→ **The task**
Rewrite each of the items below, replacing "injector" with "fuel injector" and leaving everything else unchanged.

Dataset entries
++++++

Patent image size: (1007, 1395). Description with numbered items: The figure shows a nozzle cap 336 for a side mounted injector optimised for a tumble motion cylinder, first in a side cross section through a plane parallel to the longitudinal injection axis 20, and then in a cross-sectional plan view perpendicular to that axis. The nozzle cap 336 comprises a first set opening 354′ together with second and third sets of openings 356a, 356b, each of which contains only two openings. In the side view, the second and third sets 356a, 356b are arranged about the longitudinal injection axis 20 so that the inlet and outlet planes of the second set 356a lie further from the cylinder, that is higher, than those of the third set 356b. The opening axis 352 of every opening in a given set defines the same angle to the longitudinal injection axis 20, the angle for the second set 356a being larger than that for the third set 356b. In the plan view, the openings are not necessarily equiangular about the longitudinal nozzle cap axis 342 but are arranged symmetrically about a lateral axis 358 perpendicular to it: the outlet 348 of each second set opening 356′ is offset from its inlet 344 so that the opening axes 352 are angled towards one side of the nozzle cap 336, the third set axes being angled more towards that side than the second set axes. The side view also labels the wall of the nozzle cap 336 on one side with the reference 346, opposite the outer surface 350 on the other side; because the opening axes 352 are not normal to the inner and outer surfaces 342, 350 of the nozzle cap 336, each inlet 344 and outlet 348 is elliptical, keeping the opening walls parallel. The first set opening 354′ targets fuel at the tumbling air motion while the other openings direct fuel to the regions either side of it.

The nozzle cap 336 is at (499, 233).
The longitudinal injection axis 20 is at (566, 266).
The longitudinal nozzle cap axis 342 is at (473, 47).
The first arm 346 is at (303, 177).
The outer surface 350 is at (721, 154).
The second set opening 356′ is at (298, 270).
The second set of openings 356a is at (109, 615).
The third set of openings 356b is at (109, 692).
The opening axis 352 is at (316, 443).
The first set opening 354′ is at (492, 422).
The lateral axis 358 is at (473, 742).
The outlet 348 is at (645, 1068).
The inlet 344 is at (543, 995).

++++++

→ **Complete answer**
Patent image size: (1007, 1395). Description with numbered items: The figure shows a nozzle cap 336 for a side mounted fuel injector optimised for a tumble motion cylinder, first in a side cross section through a plane parallel to the longitudinal injection axis 20, and then in a cross-sectional plan view perpendicular to that axis. The nozzle cap 336 comprises a first set opening 354′ together with second and third sets of openings 356a, 356b, each of which contains only two openings. In the side view, the second and third sets 356a, 356b are arranged about the longitudinal injection axis 20 so that the inlet and outlet planes of the second set 356a lie further from the cylinder, that is higher, than those of the third set 356b. The opening axis 352 of every opening in a given set defines the same angle to the longitudinal injection axis 20, the angle for the second set 356a being larger than that for the third set 356b. In the plan view, the openings are not necessarily equiangular about the longitudinal nozzle cap axis 342 but are arranged symmetrically about a lateral axis 358 perpendicular to it: the outlet 348 of each second set opening 356′ is offset from its inlet 344 so that the opening axes 352 are angled towards one side of the nozzle cap 336, the third set axes being angled more towards that side than the second set axes. The side view also labels the wall of the nozzle cap 336 on one side with the reference 346, opposite the outer surface 350 on the other side; because the opening axes 352 are not normal to the inner and outer surfaces 342, 350 of the nozzle cap 336, each inlet 344 and outlet 348 is elliptical, keeping the opening walls parallel. The first set opening 354′ targets fuel at the tumbling air motion while the other openings direct fuel to the regions either side of it.

The nozzle cap 336 is at (499, 233).
The longitudinal injection axis 20 is at (566, 266).
The longitudinal nozzle cap axis 342 is at (473, 47).
The first arm 346 is at (303, 177).
The outer surface 350 is at (721, 154).
The second set opening 356′ is at (298, 270).
The second set of openings 356a is at (109, 615).
The third set of openings 356b is at (109, 692).
The opening axis 352 is at (316, 443).
The first set opening 354′ is at (492, 422).
The lateral axis 358 is at (473, 742).
The outlet 348 is at (645, 1068).
The inlet 344 is at (543, 995).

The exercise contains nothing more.